Give only the number of lines that include the string "jury".

- Listed entries -
.....
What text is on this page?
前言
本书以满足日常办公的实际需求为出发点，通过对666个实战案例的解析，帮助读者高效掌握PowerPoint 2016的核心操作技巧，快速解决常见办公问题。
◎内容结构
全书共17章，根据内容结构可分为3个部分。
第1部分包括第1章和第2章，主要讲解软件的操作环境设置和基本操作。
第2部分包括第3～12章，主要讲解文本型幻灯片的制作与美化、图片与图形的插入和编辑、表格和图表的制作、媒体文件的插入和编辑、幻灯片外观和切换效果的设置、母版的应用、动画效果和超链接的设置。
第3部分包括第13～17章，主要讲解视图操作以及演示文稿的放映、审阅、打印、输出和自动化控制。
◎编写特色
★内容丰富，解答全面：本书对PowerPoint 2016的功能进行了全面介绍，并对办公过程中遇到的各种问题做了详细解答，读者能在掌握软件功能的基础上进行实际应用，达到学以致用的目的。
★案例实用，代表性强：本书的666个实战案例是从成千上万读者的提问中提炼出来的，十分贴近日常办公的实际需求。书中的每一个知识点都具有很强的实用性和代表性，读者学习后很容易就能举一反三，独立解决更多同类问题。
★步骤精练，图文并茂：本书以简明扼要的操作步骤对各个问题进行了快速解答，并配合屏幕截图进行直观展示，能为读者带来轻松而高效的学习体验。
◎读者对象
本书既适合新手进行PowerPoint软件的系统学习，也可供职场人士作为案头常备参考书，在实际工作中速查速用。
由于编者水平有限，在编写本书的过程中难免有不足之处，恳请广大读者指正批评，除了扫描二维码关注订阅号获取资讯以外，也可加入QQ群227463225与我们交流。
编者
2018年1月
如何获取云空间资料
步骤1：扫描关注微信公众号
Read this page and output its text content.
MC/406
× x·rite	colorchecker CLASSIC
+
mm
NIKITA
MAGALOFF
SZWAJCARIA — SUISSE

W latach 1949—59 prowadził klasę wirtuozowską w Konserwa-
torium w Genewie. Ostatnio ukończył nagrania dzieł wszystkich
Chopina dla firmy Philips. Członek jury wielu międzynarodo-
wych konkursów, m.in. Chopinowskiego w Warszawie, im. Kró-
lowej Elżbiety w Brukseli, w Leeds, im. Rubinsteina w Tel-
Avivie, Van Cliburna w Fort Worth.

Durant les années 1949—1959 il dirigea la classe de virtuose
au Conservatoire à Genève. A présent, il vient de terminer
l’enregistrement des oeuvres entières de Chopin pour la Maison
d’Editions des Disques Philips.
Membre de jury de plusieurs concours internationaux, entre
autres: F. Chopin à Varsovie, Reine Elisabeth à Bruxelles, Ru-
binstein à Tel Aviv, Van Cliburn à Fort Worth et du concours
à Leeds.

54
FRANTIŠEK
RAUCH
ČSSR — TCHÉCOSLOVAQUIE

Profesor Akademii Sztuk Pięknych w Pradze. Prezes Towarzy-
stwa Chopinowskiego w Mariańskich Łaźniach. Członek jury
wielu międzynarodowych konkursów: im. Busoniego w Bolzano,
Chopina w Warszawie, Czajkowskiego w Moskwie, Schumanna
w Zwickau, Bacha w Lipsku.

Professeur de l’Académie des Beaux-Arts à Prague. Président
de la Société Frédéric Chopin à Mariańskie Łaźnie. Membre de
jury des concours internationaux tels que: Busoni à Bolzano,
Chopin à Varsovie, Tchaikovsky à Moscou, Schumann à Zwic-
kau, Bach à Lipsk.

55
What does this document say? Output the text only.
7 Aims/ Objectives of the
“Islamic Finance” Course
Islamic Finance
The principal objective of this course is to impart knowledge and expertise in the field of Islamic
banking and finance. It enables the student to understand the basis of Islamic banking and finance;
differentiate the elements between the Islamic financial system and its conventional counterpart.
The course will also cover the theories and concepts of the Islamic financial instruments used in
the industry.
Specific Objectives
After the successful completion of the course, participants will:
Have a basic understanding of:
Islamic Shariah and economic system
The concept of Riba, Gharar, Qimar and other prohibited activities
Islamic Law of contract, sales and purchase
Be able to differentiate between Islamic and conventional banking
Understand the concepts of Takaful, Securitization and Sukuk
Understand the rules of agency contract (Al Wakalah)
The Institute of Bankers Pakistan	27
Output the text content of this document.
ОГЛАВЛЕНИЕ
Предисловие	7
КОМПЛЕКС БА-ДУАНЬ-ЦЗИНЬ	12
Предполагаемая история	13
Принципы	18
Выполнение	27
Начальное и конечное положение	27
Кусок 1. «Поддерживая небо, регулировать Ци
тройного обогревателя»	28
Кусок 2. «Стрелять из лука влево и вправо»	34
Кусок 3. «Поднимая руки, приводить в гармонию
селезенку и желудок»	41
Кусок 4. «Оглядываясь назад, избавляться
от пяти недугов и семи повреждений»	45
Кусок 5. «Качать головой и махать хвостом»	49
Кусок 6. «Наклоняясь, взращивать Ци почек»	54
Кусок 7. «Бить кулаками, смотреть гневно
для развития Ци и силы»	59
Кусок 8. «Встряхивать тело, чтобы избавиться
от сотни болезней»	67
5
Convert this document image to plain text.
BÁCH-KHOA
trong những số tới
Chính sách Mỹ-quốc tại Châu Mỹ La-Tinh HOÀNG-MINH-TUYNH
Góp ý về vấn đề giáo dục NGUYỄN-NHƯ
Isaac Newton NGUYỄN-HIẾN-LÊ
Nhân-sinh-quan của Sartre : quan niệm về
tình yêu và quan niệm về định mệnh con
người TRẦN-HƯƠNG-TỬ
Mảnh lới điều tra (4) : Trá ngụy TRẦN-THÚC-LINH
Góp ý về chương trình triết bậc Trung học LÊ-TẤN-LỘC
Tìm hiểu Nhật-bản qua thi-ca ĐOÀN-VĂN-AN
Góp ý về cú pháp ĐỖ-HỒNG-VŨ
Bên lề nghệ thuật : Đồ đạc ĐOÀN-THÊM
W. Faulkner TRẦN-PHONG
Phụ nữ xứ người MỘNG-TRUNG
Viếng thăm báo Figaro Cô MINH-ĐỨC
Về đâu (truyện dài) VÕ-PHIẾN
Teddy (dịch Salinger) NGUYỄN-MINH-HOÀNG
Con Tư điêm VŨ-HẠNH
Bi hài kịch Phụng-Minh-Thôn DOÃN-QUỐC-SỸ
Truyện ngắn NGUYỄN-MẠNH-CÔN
.....
- Exercise answer -
4